_YOUR GOAL:_ Quote the whole listing exactly. Leave the pictures out of your copy.

====== DATASET ROWS ======

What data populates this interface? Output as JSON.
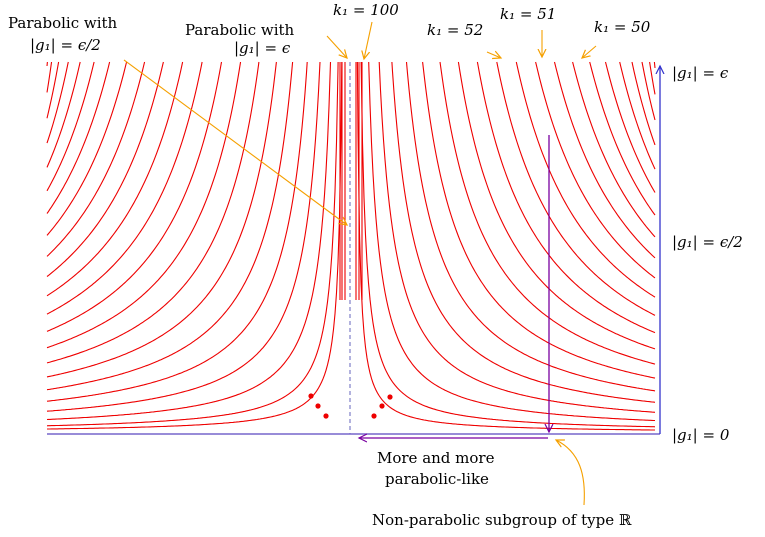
{
  "labels": {
    "parabolic_half": {
      "line1": "Parabolic with",
      "line2": "|g₁| = ϵ/2"
    },
    "parabolic_eps": {
      "line1": "Parabolic with",
      "line2": "|g₁| = ϵ"
    },
    "k100": "k₁ = 100",
    "k52": "k₁ = 52",
    "k51": "k₁ = 51",
    "k50": "k₁ = 50",
    "g_eps": "|g₁| = ϵ",
    "g_half": "|g₁| = ϵ/2",
    "g_zero": "|g₁| = 0",
    "more_parabolic": {
      "line1": "More and more",
      "line2": "parabolic-like"
    },
    "nonparabolic": "Non-parabolic subgroup of type ℝ"
  },
  "colors": {
    "curve": "#ee0000",
    "axis": "#7766cc",
    "blue_arrow": "#3333cc",
    "purple": "#7a00a0",
    "annotation": "#f5a000",
    "dashed": "#8888cc",
    "dots": "#ee0000"
  },
  "curve_family": {
    "count_per_side": 22,
    "note_dots": "..."
  }
}
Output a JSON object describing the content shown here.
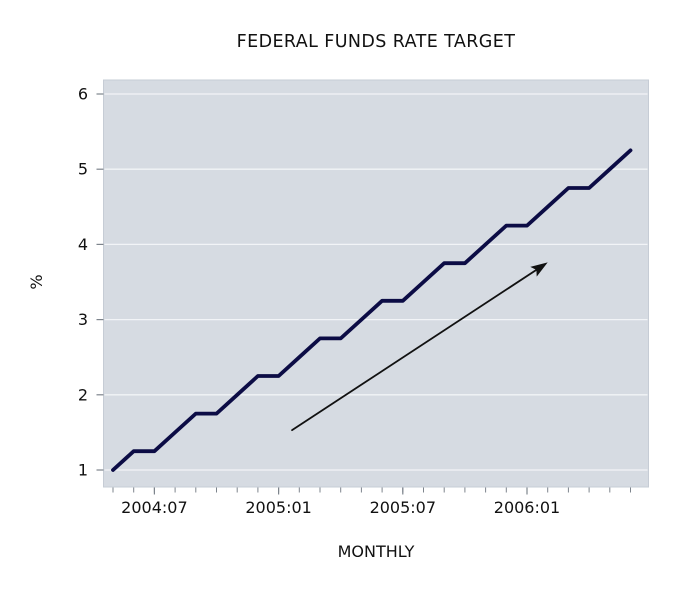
{
  "window": {
    "background": "#ffffff"
  },
  "chart_data": {
    "type": "line",
    "title": "FEDERAL FUNDS RATE TARGET",
    "xlabel": "MONTHLY",
    "ylabel": "%",
    "series_name": "Federal funds rate target",
    "x": [
      "2004:05",
      "2004:06",
      "2004:07",
      "2004:08",
      "2004:09",
      "2004:10",
      "2004:11",
      "2004:12",
      "2005:01",
      "2005:02",
      "2005:03",
      "2005:04",
      "2005:05",
      "2005:06",
      "2005:07",
      "2005:08",
      "2005:09",
      "2005:10",
      "2005:11",
      "2005:12",
      "2006:01",
      "2006:02",
      "2006:03",
      "2006:04",
      "2006:05",
      "2006:06"
    ],
    "values": [
      1.0,
      1.25,
      1.25,
      1.5,
      1.75,
      1.75,
      2.0,
      2.25,
      2.25,
      2.5,
      2.75,
      2.75,
      3.0,
      3.25,
      3.25,
      3.5,
      3.75,
      3.75,
      4.0,
      4.25,
      4.25,
      4.5,
      4.75,
      4.75,
      5.0,
      5.25
    ],
    "y_ticks": [
      1,
      2,
      3,
      4,
      5,
      6
    ],
    "ylim": [
      0.77,
      6.17
    ],
    "x_major_ticks": [
      {
        "index": 2,
        "label": "2004:07"
      },
      {
        "index": 8,
        "label": "2005:01"
      },
      {
        "index": 14,
        "label": "2005:07"
      },
      {
        "index": 20,
        "label": "2006:01"
      }
    ],
    "grid": "horizontal white gridlines at each integer",
    "legend": "none",
    "plot_background": "#d6dbe2",
    "gridline_color": "#f2f4f7",
    "line_color": "#0c0c45",
    "tick_color": "#7d848c",
    "annotation": {
      "type": "arrow",
      "description": "upward trend arrow",
      "from": {
        "month_index": 8.65,
        "value": 1.53
      },
      "to": {
        "month_index": 21.0,
        "value": 3.76
      },
      "color": "#111111"
    }
  }
}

======

_WRITTEN REPLY:_
What data populates this interface? Output as JSON.
{
  "labels": {
    "parabolic_half": {
      "line1": "Parabolic with",
      "line2": "|g₁| = ϵ/2"
    },
    "parabolic_eps": {
      "line1": "Parabolic with",
      "line2": "|g₁| = ϵ"
    },
    "k100": "k₁ = 100",
    "k52": "k₁ = 52",
    "k51": "k₁ = 51",
    "k50": "k₁ = 50",
    "g_eps": "|g₁| = ϵ",
    "g_half": "|g₁| = ϵ/2",
    "g_zero": "|g₁| = 0",
    "more_parabolic": {
      "line1": "More and more",
      "line2": "parabolic-like"
    },
    "nonparabolic": "Non-parabolic subgroup of type ℝ"
  },
  "colors": {
    "curve": "#ee0000",
    "axis": "#7766cc",
    "blue_arrow": "#3333cc",
    "purple": "#7a00a0",
    "annotation": "#f5a000",
    "dashed": "#8888cc",
    "dots": "#ee0000"
  },
  "curve_family": {
    "count_per_side": 22,
    "note_dots": "..."
  }
}
Output a JSON object describing the content shown here.
{
  "window": {
    "background": "#ffffff"
  },
  "chart_data": {
    "type": "line",
    "title": "FEDERAL FUNDS RATE TARGET",
    "xlabel": "MONTHLY",
    "ylabel": "%",
    "series_name": "Federal funds rate target",
    "x": [
      "2004:05",
      "2004:06",
      "2004:07",
      "2004:08",
      "2004:09",
      "2004:10",
      "2004:11",
      "2004:12",
      "2005:01",
      "2005:02",
      "2005:03",
      "2005:04",
      "2005:05",
      "2005:06",
      "2005:07",
      "2005:08",
      "2005:09",
      "2005:10",
      "2005:11",
      "2005:12",
      "2006:01",
      "2006:02",
      "2006:03",
      "2006:04",
      "2006:05",
      "2006:06"
    ],
    "values": [
      1.0,
      1.25,
      1.25,
      1.5,
      1.75,
      1.75,
      2.0,
      2.25,
      2.25,
      2.5,
      2.75,
      2.75,
      3.0,
      3.25,
      3.25,
      3.5,
      3.75,
      3.75,
      4.0,
      4.25,
      4.25,
      4.5,
      4.75,
      4.75,
      5.0,
      5.25
    ],
    "y_ticks": [
      1,
      2,
      3,
      4,
      5,
      6
    ],
    "ylim": [
      0.77,
      6.17
    ],
    "x_major_ticks": [
      {
        "index": 2,
        "label": "2004:07"
      },
      {
        "index": 8,
        "label": "2005:01"
      },
      {
        "index": 14,
        "label": "2005:07"
      },
      {
        "index": 20,
        "label": "2006:01"
      }
    ],
    "grid": "horizontal white gridlines at each integer",
    "legend": "none",
    "plot_background": "#d6dbe2",
    "gridline_color": "#f2f4f7",
    "line_color": "#0c0c45",
    "tick_color": "#7d848c",
    "annotation": {
      "type": "arrow",
      "description": "upward trend arrow",
      "from": {
        "month_index": 8.65,
        "value": 1.53
      },
      "to": {
        "month_index": 21.0,
        "value": 3.76
      },
      "color": "#111111"
    }
  }
}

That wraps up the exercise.